(Saved entries)

|---|

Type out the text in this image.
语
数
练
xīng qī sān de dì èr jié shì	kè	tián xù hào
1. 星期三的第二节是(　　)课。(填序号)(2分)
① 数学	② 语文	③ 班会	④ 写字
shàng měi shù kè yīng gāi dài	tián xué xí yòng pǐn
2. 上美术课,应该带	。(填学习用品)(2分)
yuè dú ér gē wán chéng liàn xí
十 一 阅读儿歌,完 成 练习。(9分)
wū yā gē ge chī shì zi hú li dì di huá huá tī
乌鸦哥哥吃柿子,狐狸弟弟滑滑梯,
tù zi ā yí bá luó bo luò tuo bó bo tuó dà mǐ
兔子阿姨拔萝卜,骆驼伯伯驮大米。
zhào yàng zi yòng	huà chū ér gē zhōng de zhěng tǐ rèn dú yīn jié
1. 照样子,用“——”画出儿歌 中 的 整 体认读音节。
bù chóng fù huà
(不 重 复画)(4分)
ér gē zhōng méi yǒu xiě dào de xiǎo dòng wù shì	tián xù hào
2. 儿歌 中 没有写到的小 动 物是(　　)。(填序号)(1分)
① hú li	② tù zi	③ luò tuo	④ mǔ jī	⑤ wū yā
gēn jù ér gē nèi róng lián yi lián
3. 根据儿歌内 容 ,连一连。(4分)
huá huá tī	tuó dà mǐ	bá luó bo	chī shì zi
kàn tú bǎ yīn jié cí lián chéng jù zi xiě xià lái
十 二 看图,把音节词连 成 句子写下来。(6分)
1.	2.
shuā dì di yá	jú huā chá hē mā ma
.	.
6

|---|

Find the word "zhōng" in the records and pull out each line that has it.

▸ **OUTPUT FOR THIS EXERCISE**:
zhào yàng zi yòng	huà chū ér gē zhōng de zhěng tǐ rèn dú yīn jié
ér gē zhōng méi yǒu xiě dào de xiǎo dòng wù shì	tián xù hào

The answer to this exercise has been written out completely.